(Element region listings)
━━━━━━━━━━━━━━━━

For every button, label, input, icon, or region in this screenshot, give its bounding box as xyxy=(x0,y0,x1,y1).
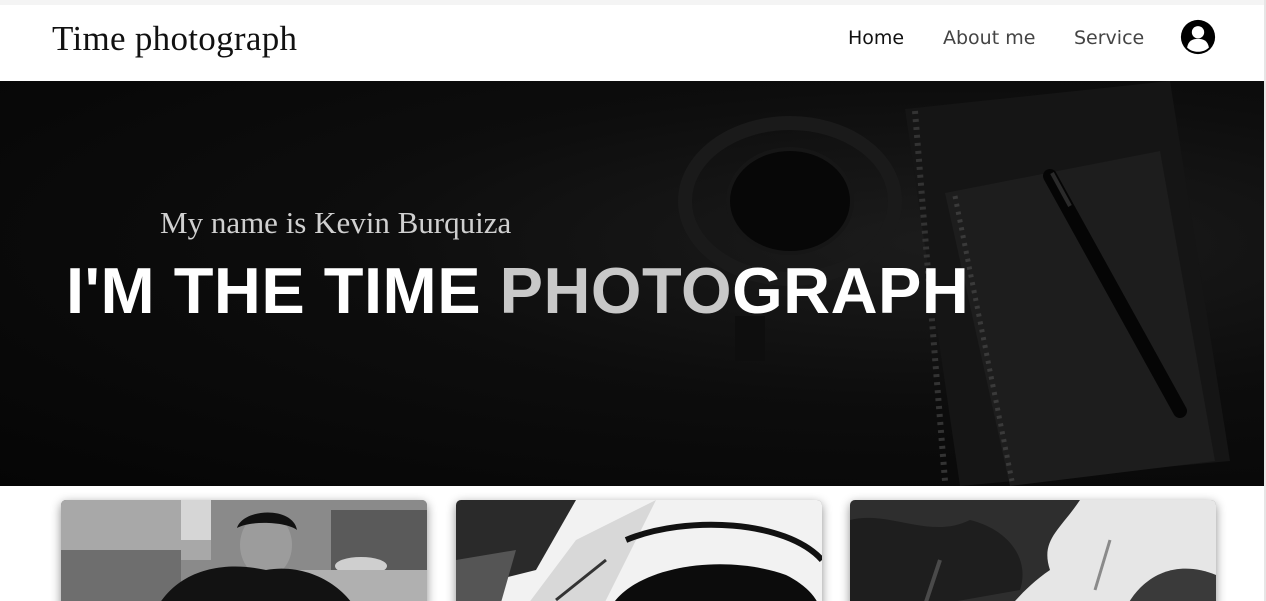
hero-subtitle: My name is Kevin Burquiza xyxy=(160,205,512,240)
headline-part-white-end: GRAPH xyxy=(732,254,970,327)
nav-home-link[interactable]: Home xyxy=(848,27,904,49)
gallery-card-portrait[interactable] xyxy=(61,500,427,601)
user-account-icon[interactable] xyxy=(1179,18,1217,56)
hero-banner: My name is Kevin Burquiza I'M THE TIME P… xyxy=(0,81,1264,486)
portrait-photo xyxy=(61,500,427,601)
trees-photo xyxy=(850,500,1216,601)
main-nav: Home About me Service xyxy=(0,27,1266,57)
selfie-photo xyxy=(456,500,822,601)
nav-service-link[interactable]: Service xyxy=(1074,27,1144,49)
nav-about-link[interactable]: About me xyxy=(943,27,1035,49)
headline-part-white: I'M THE TIME xyxy=(66,254,500,327)
gallery-card-trees[interactable] xyxy=(850,500,1216,601)
hero-headline: I'M THE TIME PHOTOGRAPH xyxy=(66,253,969,328)
headline-part-grey: PHOTO xyxy=(499,254,733,327)
gallery-card-selfie[interactable] xyxy=(456,500,822,601)
top-navbar: Time photograph Home About me Service xyxy=(0,0,1266,81)
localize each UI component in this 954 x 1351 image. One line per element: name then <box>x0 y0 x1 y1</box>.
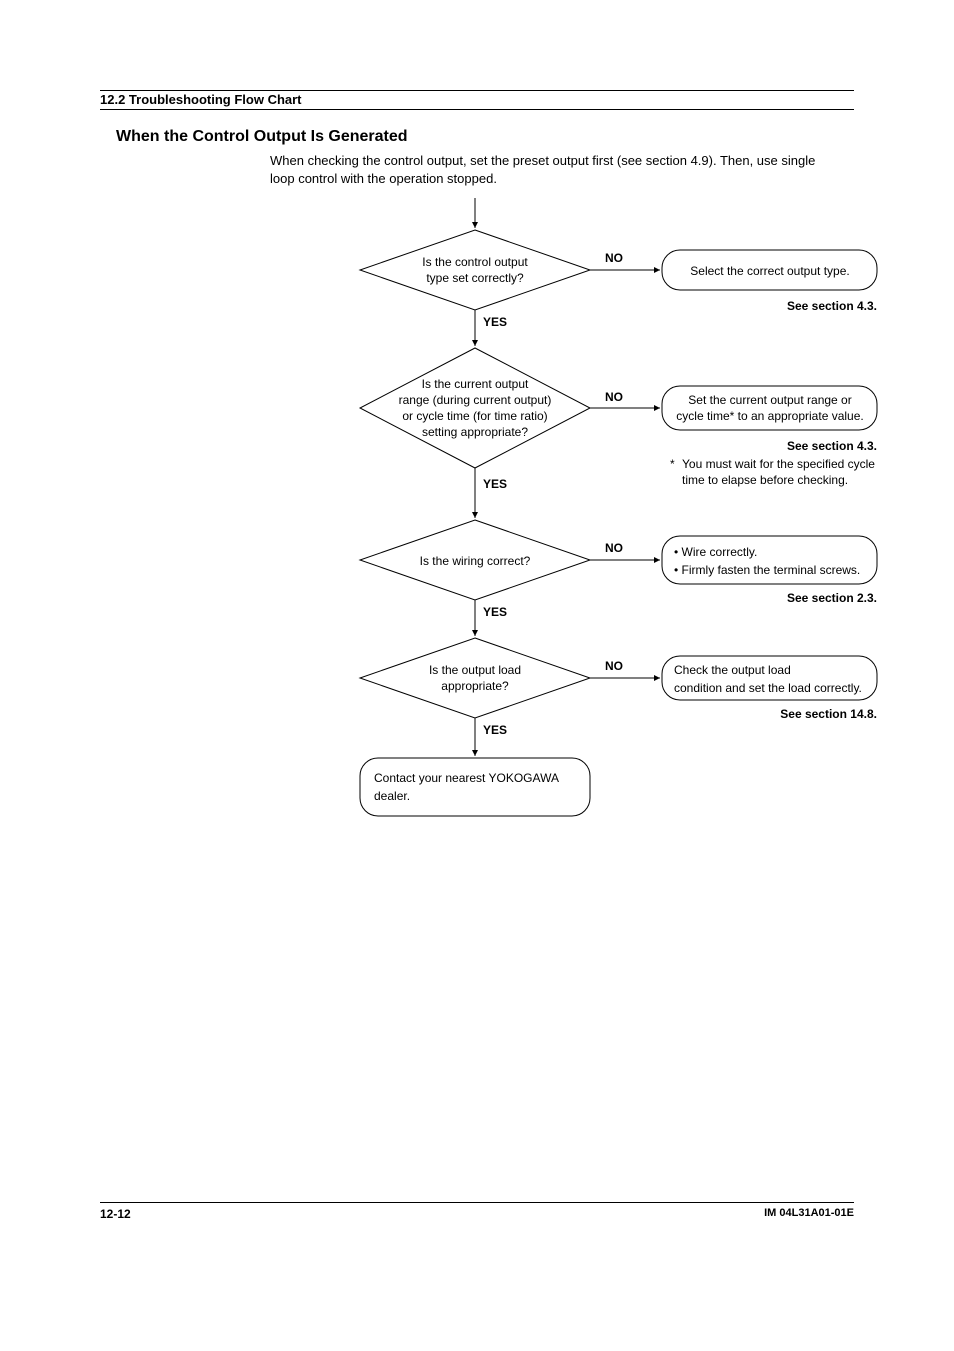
yes-label-1: YES <box>483 315 507 329</box>
no-label-4: NO <box>605 659 623 673</box>
term-l2: dealer. <box>374 789 410 803</box>
d4-l1: Is the output load <box>429 663 521 677</box>
a2-star: * <box>670 457 675 471</box>
a2-note-l1: You must wait for the specified cycle <box>682 457 875 471</box>
page-number: 12-12 <box>100 1207 131 1221</box>
a2-l2: cycle time* to an appropriate value. <box>676 409 863 423</box>
action-wiring: • Wire correctly. • Firmly fasten the te… <box>662 536 877 584</box>
a3-ref: See section 2.3. <box>787 591 877 605</box>
page-subtitle: When the Control Output Is Generated <box>116 128 854 146</box>
page-footer: 12-12 IM 04L31A01-01E <box>100 1202 854 1221</box>
action-set-range: Set the current output range or cycle ti… <box>662 386 877 430</box>
decision-output-range: Is the current output range (during curr… <box>360 348 590 468</box>
d2-l3: or cycle time (for time ratio) <box>402 409 547 423</box>
section-header: 12.2 Troubleshooting Flow Chart <box>100 90 854 110</box>
d1-line1: Is the control output <box>422 255 528 269</box>
yes-label-4: YES <box>483 723 507 737</box>
a4-ref: See section 14.8. <box>780 707 877 721</box>
decision-wiring: Is the wiring correct? <box>360 520 590 600</box>
document-id: IM 04L31A01-01E <box>764 1207 854 1219</box>
d2-l1: Is the current output <box>422 377 529 391</box>
flowchart: Is the control output type set correctly… <box>270 198 830 838</box>
d4-l2: appropriate? <box>441 679 509 693</box>
a2-ref: See section 4.3. <box>787 439 877 453</box>
action-select-output-type: Select the correct output type. <box>662 250 877 290</box>
action-load: Check the output load condition and set … <box>662 656 877 700</box>
term-l1: Contact your nearest YOKOGAWA <box>374 771 559 785</box>
no-label-3: NO <box>605 541 623 555</box>
a1-ref: See section 4.3. <box>787 299 877 313</box>
a2-l1: Set the current output range or <box>688 393 851 407</box>
d2-l4: setting appropriate? <box>422 425 528 439</box>
d2-l2: range (during current output) <box>399 393 552 407</box>
no-label-2: NO <box>605 390 623 404</box>
terminal-contact-dealer: Contact your nearest YOKOGAWA dealer. <box>360 758 590 816</box>
a4-l2: condition and set the load correctly. <box>674 681 862 695</box>
yes-label-3: YES <box>483 605 507 619</box>
intro-text: When checking the control output, set th… <box>270 152 840 188</box>
a3-l1: • Wire correctly. <box>674 545 757 559</box>
yes-label-2: YES <box>483 477 507 491</box>
d3-text: Is the wiring correct? <box>420 554 531 568</box>
a2-note-l2: time to elapse before checking. <box>682 473 848 487</box>
decision-output-load: Is the output load appropriate? <box>360 638 590 718</box>
a3-l2: • Firmly fasten the terminal screws. <box>674 563 860 577</box>
a1-text: Select the correct output type. <box>690 264 849 278</box>
d1-line2: type set correctly? <box>426 271 524 285</box>
a4-l1: Check the output load <box>674 663 791 677</box>
decision-output-type: Is the control output type set correctly… <box>360 230 590 310</box>
no-label-1: NO <box>605 251 623 265</box>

━━━━━━━━━━━━━━━━

## TASK OBJECTIVE
Update the lines above by changing every "interactable" to "clickable" and keeping everything else the same. Omit the pictures from your answer.

## EXERCISE RESPONSE
For every button, label, input, icon, or region in this screenshot, give its bounding box as xyxy=(x0,y0,x1,y1).
hero-subtitle: My name is Kevin Burquiza xyxy=(160,205,512,240)
headline-part-white-end: GRAPH xyxy=(732,254,970,327)
nav-home-link[clickable]: Home xyxy=(848,27,904,49)
gallery-card-portrait[clickable] xyxy=(61,500,427,601)
user-account-icon[clickable] xyxy=(1179,18,1217,56)
hero-banner: My name is Kevin Burquiza I'M THE TIME P… xyxy=(0,81,1264,486)
portrait-photo xyxy=(61,500,427,601)
trees-photo xyxy=(850,500,1216,601)
main-nav: Home About me Service xyxy=(0,27,1266,57)
selfie-photo xyxy=(456,500,822,601)
nav-service-link[clickable]: Service xyxy=(1074,27,1144,49)
nav-about-link[clickable]: About me xyxy=(943,27,1035,49)
headline-part-white: I'M THE TIME xyxy=(66,254,500,327)
gallery-card-trees[clickable] xyxy=(850,500,1216,601)
hero-headline: I'M THE TIME PHOTOGRAPH xyxy=(66,253,969,328)
headline-part-grey: PHOTO xyxy=(499,254,733,327)
gallery-card-selfie[clickable] xyxy=(456,500,822,601)
top-navbar: Time photograph Home About me Service xyxy=(0,0,1266,81)
localize each UI component in this 954 x 1351 image. One line per element: name then <box>x0 y0 x1 y1</box>.
yes-label-1: YES <box>483 315 507 329</box>
no-label-4: NO <box>605 659 623 673</box>
term-l2: dealer. <box>374 789 410 803</box>
d4-l1: Is the output load <box>429 663 521 677</box>
a2-star: * <box>670 457 675 471</box>
a2-note-l1: You must wait for the specified cycle <box>682 457 875 471</box>
page-number: 12-12 <box>100 1207 131 1221</box>
a2-l2: cycle time* to an appropriate value. <box>676 409 863 423</box>
action-wiring: • Wire correctly. • Firmly fasten the te… <box>662 536 877 584</box>
a3-ref: See section 2.3. <box>787 591 877 605</box>
page-subtitle: When the Control Output Is Generated <box>116 128 854 146</box>
page-footer: 12-12 IM 04L31A01-01E <box>100 1202 854 1221</box>
action-set-range: Set the current output range or cycle ti… <box>662 386 877 430</box>
decision-output-range: Is the current output range (during curr… <box>360 348 590 468</box>
d2-l3: or cycle time (for time ratio) <box>402 409 547 423</box>
section-header: 12.2 Troubleshooting Flow Chart <box>100 90 854 110</box>
d1-line1: Is the control output <box>422 255 528 269</box>
yes-label-4: YES <box>483 723 507 737</box>
a4-ref: See section 14.8. <box>780 707 877 721</box>
decision-wiring: Is the wiring correct? <box>360 520 590 600</box>
document-id: IM 04L31A01-01E <box>764 1207 854 1219</box>
d2-l1: Is the current output <box>422 377 529 391</box>
flowchart: Is the control output type set correctly… <box>270 198 830 838</box>
d4-l2: appropriate? <box>441 679 509 693</box>
a2-ref: See section 4.3. <box>787 439 877 453</box>
action-select-output-type: Select the correct output type. <box>662 250 877 290</box>
action-load: Check the output load condition and set … <box>662 656 877 700</box>
term-l1: Contact your nearest YOKOGAWA <box>374 771 559 785</box>
no-label-3: NO <box>605 541 623 555</box>
a1-ref: See section 4.3. <box>787 299 877 313</box>
a2-l1: Set the current output range or <box>688 393 851 407</box>
d2-l4: setting appropriate? <box>422 425 528 439</box>
d2-l2: range (during current output) <box>399 393 552 407</box>
no-label-2: NO <box>605 390 623 404</box>
terminal-contact-dealer: Contact your nearest YOKOGAWA dealer. <box>360 758 590 816</box>
a4-l2: condition and set the load correctly. <box>674 681 862 695</box>
yes-label-3: YES <box>483 605 507 619</box>
intro-text: When checking the control output, set th… <box>270 152 840 188</box>
a3-l1: • Wire correctly. <box>674 545 757 559</box>
yes-label-2: YES <box>483 477 507 491</box>
d3-text: Is the wiring correct? <box>420 554 531 568</box>
a2-note-l2: time to elapse before checking. <box>682 473 848 487</box>
decision-output-load: Is the output load appropriate? <box>360 638 590 718</box>
a3-l2: • Firmly fasten the terminal screws. <box>674 563 860 577</box>
a1-text: Select the correct output type. <box>690 264 849 278</box>
d1-line2: type set correctly? <box>426 271 524 285</box>
a4-l1: Check the output load <box>674 663 791 677</box>
decision-output-type: Is the control output type set correctly… <box>360 230 590 310</box>
no-label-1: NO <box>605 251 623 265</box>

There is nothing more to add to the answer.